Requirement: Print the entries that appear below, exactly as written and without their pictures.

─── Listed entries

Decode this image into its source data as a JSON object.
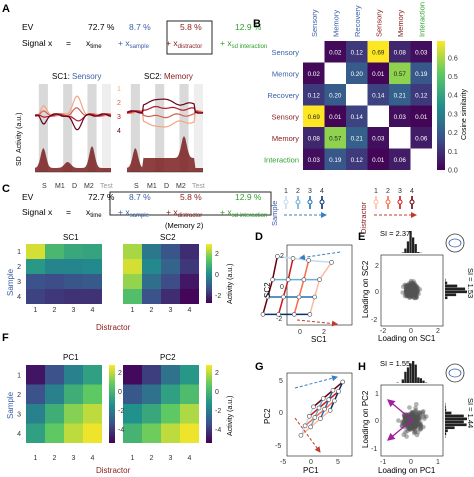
{
  "colors": {
    "sample": "#3a5fa8",
    "distractor": "#8b1a1a",
    "interaction": "#2ea02e",
    "gray": "#999999",
    "grid": "#d9d9d9"
  },
  "panelA": {
    "letter": "A",
    "ev_label": "EV",
    "ev_values": [
      "72.7 %",
      "8.7 %",
      "5.8 %",
      "12.9 %"
    ],
    "signal_label": "Signal x",
    "eq": "=",
    "terms": [
      "x",
      "+ x",
      "+ x",
      "+ x"
    ],
    "subs": [
      "time",
      "sample",
      "distractor",
      "sd interaction"
    ],
    "sc1_title": "SC1: ",
    "sc1_name": "Sensory",
    "sc2_title": "SC2: ",
    "sc2_name": "Memory",
    "ylabel_top": "Activity (a.u.)",
    "ylabel_bottom": "SD",
    "legend": [
      "1",
      "2",
      "3",
      "4"
    ],
    "xticks": [
      "S",
      "M1",
      "D",
      "M2",
      "Test"
    ]
  },
  "panelB": {
    "letter": "B",
    "labels": [
      "Sensory",
      "Memory",
      "Recovery",
      "Sensory",
      "Memory",
      "Interaction"
    ],
    "label_colors": [
      "#3a5fa8",
      "#3a5fa8",
      "#3a5fa8",
      "#8b1a1a",
      "#8b1a1a",
      "#2ea02e"
    ],
    "matrix": [
      [
        null,
        0.02,
        0.12,
        0.69,
        0.08,
        0.03
      ],
      [
        0.02,
        null,
        0.2,
        0.01,
        0.57,
        0.19
      ],
      [
        0.12,
        0.2,
        null,
        0.14,
        0.21,
        0.12
      ],
      [
        0.69,
        0.01,
        0.14,
        null,
        0.03,
        0.01
      ],
      [
        0.08,
        0.57,
        0.21,
        0.03,
        null,
        0.06
      ],
      [
        0.03,
        0.19,
        0.12,
        0.01,
        0.06,
        null
      ]
    ],
    "cells": [
      [
        "",
        "0.02",
        "0.12",
        "0.69",
        "0.08",
        "0.03"
      ],
      [
        "0.02",
        "",
        "0.20",
        "0.01",
        "0.57",
        "0.19"
      ],
      [
        "0.12",
        "0.20",
        "",
        "0.14",
        "0.21",
        "0.12"
      ],
      [
        "0.69",
        "0.01",
        "0.14",
        "",
        "0.03",
        "0.01"
      ],
      [
        "0.08",
        "0.57",
        "0.21",
        "0.03",
        "",
        "0.06"
      ],
      [
        "0.03",
        "0.19",
        "0.12",
        "0.01",
        "0.06",
        ""
      ]
    ],
    "cbar_ticks": [
      "0.6",
      "0.5",
      "0.4",
      "0.3",
      "0.2",
      "0.1",
      "0.0"
    ],
    "cbar_label": "Cosine similarity"
  },
  "panelC": {
    "letter": "C",
    "ev_label": "EV",
    "ev_values": [
      "72.7 %",
      "8.7 %",
      "5.8 %",
      "12.9 %"
    ],
    "signal_label": "Signal x",
    "eq": "=",
    "terms": [
      "x",
      "+ x",
      "+ x",
      "+ x"
    ],
    "subs": [
      "time",
      "sample",
      "distractor",
      "sd interaction"
    ],
    "note": "(Memory 2)",
    "legend_numbers": [
      "1",
      "2",
      "3",
      "4"
    ],
    "legend_sample": "Sample",
    "legend_distractor": "Distractor",
    "sc1_title": "SC1",
    "sc2_title": "SC2",
    "yticks": [
      "1",
      "2",
      "3",
      "4"
    ],
    "xticks": [
      "1",
      "2",
      "3",
      "4"
    ],
    "ylabel": "Sample",
    "xlabel": "Distractor",
    "cbar_ticks": [
      "2",
      "0",
      "-2"
    ],
    "cbar_label": "Activity (a.u.)",
    "sc1": [
      [
        2.6,
        1.0,
        0.6,
        0.5
      ],
      [
        0.2,
        -0.3,
        -0.3,
        -0.2
      ],
      [
        -1.5,
        -1.6,
        -1.4,
        -1.3
      ],
      [
        -1.8,
        -2.0,
        -2.1,
        -2.1
      ]
    ],
    "sc2": [
      [
        2.2,
        -0.6,
        -1.4,
        -2.2
      ],
      [
        2.6,
        -0.2,
        -1.1,
        -2.0
      ],
      [
        2.0,
        -0.8,
        -1.6,
        -2.6
      ],
      [
        1.2,
        -1.5,
        -2.2,
        -2.9
      ]
    ]
  },
  "panelD": {
    "letter": "D",
    "xlabel": "SC1",
    "ylabel": "SC2",
    "xticks": [
      "0",
      "2"
    ],
    "yticks": [
      "2",
      "0",
      "-2"
    ]
  },
  "panelE": {
    "letter": "E",
    "si_top": "SI = 2.37",
    "si_right": "SI = 1.53",
    "xlabel": "Loading on SC1",
    "ylabel": "Loading on SC2",
    "xticks": [
      "-2",
      "0",
      "2"
    ],
    "yticks": [
      "2",
      "0",
      "-2"
    ]
  },
  "panelF": {
    "letter": "F",
    "pc1_title": "PC1",
    "pc2_title": "PC2",
    "yticks": [
      "1",
      "2",
      "3",
      "4"
    ],
    "xticks": [
      "1",
      "2",
      "3",
      "4"
    ],
    "ylabel": "Sample",
    "xlabel": "Distractor",
    "cbar1_ticks": [
      "2",
      "0",
      "-2",
      "-4"
    ],
    "cbar2_ticks": [
      "2",
      "0",
      "-2",
      "-4"
    ],
    "cbar_label": "Activity (a.u.)",
    "pc1": [
      [
        -4.5,
        -3.0,
        -1.5,
        -0.5
      ],
      [
        -3.0,
        -1.5,
        0.0,
        1.0
      ],
      [
        -1.5,
        0.0,
        1.5,
        2.2
      ],
      [
        -0.5,
        1.0,
        2.2,
        2.8
      ]
    ],
    "pc2": [
      [
        -4.8,
        -3.5,
        -2.0,
        -0.8
      ],
      [
        -2.8,
        -2.0,
        -0.5,
        0.5
      ],
      [
        -1.0,
        -0.2,
        1.0,
        2.0
      ],
      [
        0.2,
        1.2,
        2.2,
        2.8
      ]
    ]
  },
  "panelG": {
    "letter": "G",
    "xlabel": "PC1",
    "ylabel": "PC2",
    "xticks": [
      "-5",
      "0",
      "5"
    ],
    "yticks": [
      "5",
      "0",
      "-5"
    ]
  },
  "panelH": {
    "letter": "H",
    "si_top": "SI = 1.55",
    "si_right": "SI = 1.44",
    "xlabel": "Loading on PC1",
    "ylabel": "Loading on PC2",
    "xticks": [
      "-1",
      "0",
      "1"
    ],
    "yticks": [
      "1",
      "0",
      "-1"
    ]
  }
}
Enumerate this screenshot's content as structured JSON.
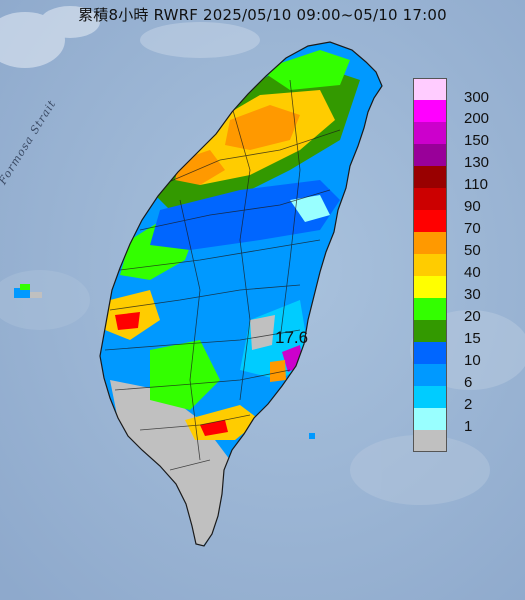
{
  "title": "累積8小時 RWRF 2025/05/10 09:00~05/10 17:00",
  "sea_label": "Formosa Strait",
  "max_value_label": "17.6",
  "legend": {
    "ticks": [
      "300",
      "200",
      "150",
      "130",
      "110",
      "90",
      "70",
      "50",
      "40",
      "30",
      "20",
      "15",
      "10",
      "6",
      "2",
      "1"
    ],
    "colors": [
      "#ffccff",
      "#ff00ff",
      "#cc00cc",
      "#990099",
      "#990000",
      "#cc0000",
      "#ff0000",
      "#ff9900",
      "#ffcc00",
      "#ffff00",
      "#33ff00",
      "#339900",
      "#0066ff",
      "#0099ff",
      "#00ccff",
      "#99ffff",
      "#c0c0c0"
    ]
  }
}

──────

Response:
Decode this image into its source data as a JSON object.
{
  "colors": {
    "sample": "#3a5fa8",
    "distractor": "#8b1a1a",
    "interaction": "#2ea02e",
    "gray": "#999999",
    "grid": "#d9d9d9"
  },
  "panelA": {
    "letter": "A",
    "ev_label": "EV",
    "ev_values": [
      "72.7 %",
      "8.7 %",
      "5.8 %",
      "12.9 %"
    ],
    "signal_label": "Signal x",
    "eq": "=",
    "terms": [
      "x",
      "+ x",
      "+ x",
      "+ x"
    ],
    "subs": [
      "time",
      "sample",
      "distractor",
      "sd interaction"
    ],
    "sc1_title": "SC1: ",
    "sc1_name": "Sensory",
    "sc2_title": "SC2: ",
    "sc2_name": "Memory",
    "ylabel_top": "Activity (a.u.)",
    "ylabel_bottom": "SD",
    "legend": [
      "1",
      "2",
      "3",
      "4"
    ],
    "xticks": [
      "S",
      "M1",
      "D",
      "M2",
      "Test"
    ]
  },
  "panelB": {
    "letter": "B",
    "labels": [
      "Sensory",
      "Memory",
      "Recovery",
      "Sensory",
      "Memory",
      "Interaction"
    ],
    "label_colors": [
      "#3a5fa8",
      "#3a5fa8",
      "#3a5fa8",
      "#8b1a1a",
      "#8b1a1a",
      "#2ea02e"
    ],
    "matrix": [
      [
        null,
        0.02,
        0.12,
        0.69,
        0.08,
        0.03
      ],
      [
        0.02,
        null,
        0.2,
        0.01,
        0.57,
        0.19
      ],
      [
        0.12,
        0.2,
        null,
        0.14,
        0.21,
        0.12
      ],
      [
        0.69,
        0.01,
        0.14,
        null,
        0.03,
        0.01
      ],
      [
        0.08,
        0.57,
        0.21,
        0.03,
        null,
        0.06
      ],
      [
        0.03,
        0.19,
        0.12,
        0.01,
        0.06,
        null
      ]
    ],
    "cells": [
      [
        "",
        "0.02",
        "0.12",
        "0.69",
        "0.08",
        "0.03"
      ],
      [
        "0.02",
        "",
        "0.20",
        "0.01",
        "0.57",
        "0.19"
      ],
      [
        "0.12",
        "0.20",
        "",
        "0.14",
        "0.21",
        "0.12"
      ],
      [
        "0.69",
        "0.01",
        "0.14",
        "",
        "0.03",
        "0.01"
      ],
      [
        "0.08",
        "0.57",
        "0.21",
        "0.03",
        "",
        "0.06"
      ],
      [
        "0.03",
        "0.19",
        "0.12",
        "0.01",
        "0.06",
        ""
      ]
    ],
    "cbar_ticks": [
      "0.6",
      "0.5",
      "0.4",
      "0.3",
      "0.2",
      "0.1",
      "0.0"
    ],
    "cbar_label": "Cosine similarity"
  },
  "panelC": {
    "letter": "C",
    "ev_label": "EV",
    "ev_values": [
      "72.7 %",
      "8.7 %",
      "5.8 %",
      "12.9 %"
    ],
    "signal_label": "Signal x",
    "eq": "=",
    "terms": [
      "x",
      "+ x",
      "+ x",
      "+ x"
    ],
    "subs": [
      "time",
      "sample",
      "distractor",
      "sd interaction"
    ],
    "note": "(Memory 2)",
    "legend_numbers": [
      "1",
      "2",
      "3",
      "4"
    ],
    "legend_sample": "Sample",
    "legend_distractor": "Distractor",
    "sc1_title": "SC1",
    "sc2_title": "SC2",
    "yticks": [
      "1",
      "2",
      "3",
      "4"
    ],
    "xticks": [
      "1",
      "2",
      "3",
      "4"
    ],
    "ylabel": "Sample",
    "xlabel": "Distractor",
    "cbar_ticks": [
      "2",
      "0",
      "-2"
    ],
    "cbar_label": "Activity (a.u.)",
    "sc1": [
      [
        2.6,
        1.0,
        0.6,
        0.5
      ],
      [
        0.2,
        -0.3,
        -0.3,
        -0.2
      ],
      [
        -1.5,
        -1.6,
        -1.4,
        -1.3
      ],
      [
        -1.8,
        -2.0,
        -2.1,
        -2.1
      ]
    ],
    "sc2": [
      [
        2.2,
        -0.6,
        -1.4,
        -2.2
      ],
      [
        2.6,
        -0.2,
        -1.1,
        -2.0
      ],
      [
        2.0,
        -0.8,
        -1.6,
        -2.6
      ],
      [
        1.2,
        -1.5,
        -2.2,
        -2.9
      ]
    ]
  },
  "panelD": {
    "letter": "D",
    "xlabel": "SC1",
    "ylabel": "SC2",
    "xticks": [
      "0",
      "2"
    ],
    "yticks": [
      "2",
      "0",
      "-2"
    ]
  },
  "panelE": {
    "letter": "E",
    "si_top": "SI = 2.37",
    "si_right": "SI = 1.53",
    "xlabel": "Loading on SC1",
    "ylabel": "Loading on SC2",
    "xticks": [
      "-2",
      "0",
      "2"
    ],
    "yticks": [
      "2",
      "0",
      "-2"
    ]
  },
  "panelF": {
    "letter": "F",
    "pc1_title": "PC1",
    "pc2_title": "PC2",
    "yticks": [
      "1",
      "2",
      "3",
      "4"
    ],
    "xticks": [
      "1",
      "2",
      "3",
      "4"
    ],
    "ylabel": "Sample",
    "xlabel": "Distractor",
    "cbar1_ticks": [
      "2",
      "0",
      "-2",
      "-4"
    ],
    "cbar2_ticks": [
      "2",
      "0",
      "-2",
      "-4"
    ],
    "cbar_label": "Activity (a.u.)",
    "pc1": [
      [
        -4.5,
        -3.0,
        -1.5,
        -0.5
      ],
      [
        -3.0,
        -1.5,
        0.0,
        1.0
      ],
      [
        -1.5,
        0.0,
        1.5,
        2.2
      ],
      [
        -0.5,
        1.0,
        2.2,
        2.8
      ]
    ],
    "pc2": [
      [
        -4.8,
        -3.5,
        -2.0,
        -0.8
      ],
      [
        -2.8,
        -2.0,
        -0.5,
        0.5
      ],
      [
        -1.0,
        -0.2,
        1.0,
        2.0
      ],
      [
        0.2,
        1.2,
        2.2,
        2.8
      ]
    ]
  },
  "panelG": {
    "letter": "G",
    "xlabel": "PC1",
    "ylabel": "PC2",
    "xticks": [
      "-5",
      "0",
      "5"
    ],
    "yticks": [
      "5",
      "0",
      "-5"
    ]
  },
  "panelH": {
    "letter": "H",
    "si_top": "SI = 1.55",
    "si_right": "SI = 1.44",
    "xlabel": "Loading on PC1",
    "ylabel": "Loading on PC2",
    "xticks": [
      "-1",
      "0",
      "1"
    ],
    "yticks": [
      "1",
      "0",
      "-1"
    ]
  }
}
Enumerate this screenshot's content as structured JSON.
{
  "title": "累積8小時 RWRF 2025/05/10 09:00~05/10 17:00",
  "sea_label": "Formosa Strait",
  "max_value_label": "17.6",
  "legend": {
    "ticks": [
      "300",
      "200",
      "150",
      "130",
      "110",
      "90",
      "70",
      "50",
      "40",
      "30",
      "20",
      "15",
      "10",
      "6",
      "2",
      "1"
    ],
    "colors": [
      "#ffccff",
      "#ff00ff",
      "#cc00cc",
      "#990099",
      "#990000",
      "#cc0000",
      "#ff0000",
      "#ff9900",
      "#ffcc00",
      "#ffff00",
      "#33ff00",
      "#339900",
      "#0066ff",
      "#0099ff",
      "#00ccff",
      "#99ffff",
      "#c0c0c0"
    ]
  }
}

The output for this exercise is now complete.